Data shown:
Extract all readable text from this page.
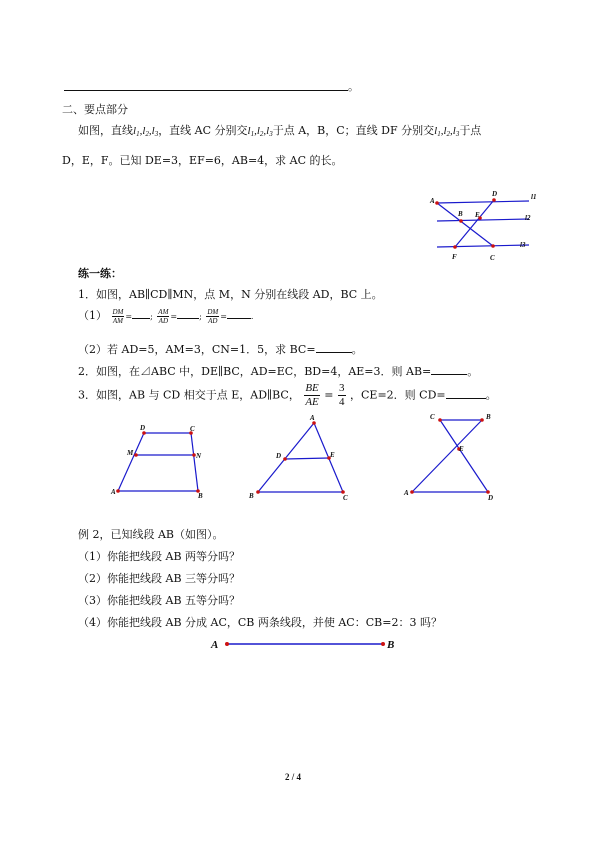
。
二、要点部分
如图，直线$l_1,l_2,l_3$，直线 AC 分别交$l_1,l_2,l_3$于点 A，B，C；直线 DF 分别交$l_1,l_2,l_3$于点
D，E，F。已知 DE=3，EF=6，AB=4，求 AC 的长。
A
B
C
D
E
F
l1
l2
l3
练一练：
1．如图，AB∥CD∥MN，点 M，N 分别在线段 AD，BC 上。
$(1) \frac{DM}{AM}$ = ; $\frac{AM}{AD}$ =	; $\frac{DM}{AD}$ =	.
（2）若 AD=5，AM=3，CN=1．5，求 BC=	。
2．如图，在⊿ABC 中，DE∥BC，AD=EC，BD=4，AE=3．则 AB=	。
3．如图，AB 与 CD 相交于点 E，AD∥BC， $\frac{BE}{AE} = \frac{3}{4}$ ，CE=2．则 CD=	。
D	C
M	N
A	B
A
D	E
B	C
C	B
E
A
D
例 2，已知线段 AB（如图）。
（1）你能把线段 AB 两等分吗？
（2）你能把线段 AB 三等分吗？
（3）你能把线段 AB 五等分吗？
（4）你能把线段 AB 分成 AC，CB 两条线段，并使 AC：CB=2：3 吗？
A	B
2 / 4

Task goal:
Omit each picture, then return all of the listing exactly as it stands.

Task result:
Extract all readable text from this page.
。
二、要点部分
如图，直线$l_1,l_2,l_3$，直线 AC 分别交$l_1,l_2,l_3$于点 A，B，C；直线 DF 分别交$l_1,l_2,l_3$于点
D，E，F。已知 DE=3，EF=6，AB=4，求 AC 的长。
A
B
C
D
E
F
l1
l2
l3
练一练：
1．如图，AB∥CD∥MN，点 M，N 分别在线段 AD，BC 上。
$(1) \frac{DM}{AM}$ = ; $\frac{AM}{AD}$ =	; $\frac{DM}{AD}$ =	.
（2）若 AD=5，AM=3，CN=1．5，求 BC=	。
2．如图，在⊿ABC 中，DE∥BC，AD=EC，BD=4，AE=3．则 AB=	。
3．如图，AB 与 CD 相交于点 E，AD∥BC， $\frac{BE}{AE} = \frac{3}{4}$ ，CE=2．则 CD=	。
D	C
M	N
A	B
A
D	E
B	C
C	B
E
A
D
例 2，已知线段 AB（如图）。
（1）你能把线段 AB 两等分吗？
（2）你能把线段 AB 三等分吗？
（3）你能把线段 AB 五等分吗？
（4）你能把线段 AB 分成 AC，CB 两条线段，并使 AC：CB=2：3 吗？
A	B
2 / 4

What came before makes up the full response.